• Prompt
A faithful transcription of all the data is required.

[Saved entries]
___

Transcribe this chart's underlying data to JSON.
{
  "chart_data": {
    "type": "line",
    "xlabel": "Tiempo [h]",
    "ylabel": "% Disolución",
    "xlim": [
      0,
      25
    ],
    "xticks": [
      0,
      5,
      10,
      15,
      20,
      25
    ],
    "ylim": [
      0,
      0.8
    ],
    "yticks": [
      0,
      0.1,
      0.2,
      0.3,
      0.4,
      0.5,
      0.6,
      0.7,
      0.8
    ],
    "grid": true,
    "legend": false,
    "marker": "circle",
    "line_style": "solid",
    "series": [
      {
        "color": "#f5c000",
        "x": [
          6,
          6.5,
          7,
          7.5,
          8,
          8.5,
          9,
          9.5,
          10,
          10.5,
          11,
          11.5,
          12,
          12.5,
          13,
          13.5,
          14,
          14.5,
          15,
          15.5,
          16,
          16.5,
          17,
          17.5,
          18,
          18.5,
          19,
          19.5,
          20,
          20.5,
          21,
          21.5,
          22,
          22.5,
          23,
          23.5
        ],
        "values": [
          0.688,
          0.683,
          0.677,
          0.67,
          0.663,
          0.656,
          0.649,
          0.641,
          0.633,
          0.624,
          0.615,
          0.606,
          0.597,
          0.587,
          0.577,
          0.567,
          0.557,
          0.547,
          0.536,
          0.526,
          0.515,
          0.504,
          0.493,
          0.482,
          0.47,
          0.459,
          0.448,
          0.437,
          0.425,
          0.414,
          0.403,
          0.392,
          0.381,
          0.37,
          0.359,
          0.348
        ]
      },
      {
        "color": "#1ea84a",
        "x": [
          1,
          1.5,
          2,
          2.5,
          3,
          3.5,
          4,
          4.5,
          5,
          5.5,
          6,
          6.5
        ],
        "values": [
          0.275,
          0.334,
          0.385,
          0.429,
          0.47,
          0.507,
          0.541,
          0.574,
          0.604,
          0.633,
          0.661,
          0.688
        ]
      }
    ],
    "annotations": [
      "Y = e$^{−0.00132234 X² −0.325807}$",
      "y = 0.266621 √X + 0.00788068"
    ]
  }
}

___

• Task response
Transcribe this chart's underlying data to JSON.
{
  "chart_data": {
    "type": "line",
    "xlabel": "Tiempo [h]",
    "ylabel": "% Disolución",
    "xlim": [
      0,
      25
    ],
    "xticks": [
      0,
      5,
      10,
      15,
      20,
      25
    ],
    "ylim": [
      0,
      0.8
    ],
    "yticks": [
      0,
      0.1,
      0.2,
      0.3,
      0.4,
      0.5,
      0.6,
      0.7,
      0.8
    ],
    "grid": true,
    "legend": false,
    "marker": "circle",
    "line_style": "solid",
    "series": [
      {
        "color": "#f5c000",
        "x": [
          6,
          6.5,
          7,
          7.5,
          8,
          8.5,
          9,
          9.5,
          10,
          10.5,
          11,
          11.5,
          12,
          12.5,
          13,
          13.5,
          14,
          14.5,
          15,
          15.5,
          16,
          16.5,
          17,
          17.5,
          18,
          18.5,
          19,
          19.5,
          20,
          20.5,
          21,
          21.5,
          22,
          22.5,
          23,
          23.5
        ],
        "values": [
          0.688,
          0.683,
          0.677,
          0.67,
          0.663,
          0.656,
          0.649,
          0.641,
          0.633,
          0.624,
          0.615,
          0.606,
          0.597,
          0.587,
          0.577,
          0.567,
          0.557,
          0.547,
          0.536,
          0.526,
          0.515,
          0.504,
          0.493,
          0.482,
          0.47,
          0.459,
          0.448,
          0.437,
          0.425,
          0.414,
          0.403,
          0.392,
          0.381,
          0.37,
          0.359,
          0.348
        ]
      },
      {
        "color": "#1ea84a",
        "x": [
          1,
          1.5,
          2,
          2.5,
          3,
          3.5,
          4,
          4.5,
          5,
          5.5,
          6,
          6.5
        ],
        "values": [
          0.275,
          0.334,
          0.385,
          0.429,
          0.47,
          0.507,
          0.541,
          0.574,
          0.604,
          0.633,
          0.661,
          0.688
        ]
      }
    ],
    "annotations": [
      "Y = e$^{−0.00132234 X² −0.325807}$",
      "y = 0.266621 √X + 0.00788068"
    ]
  }
}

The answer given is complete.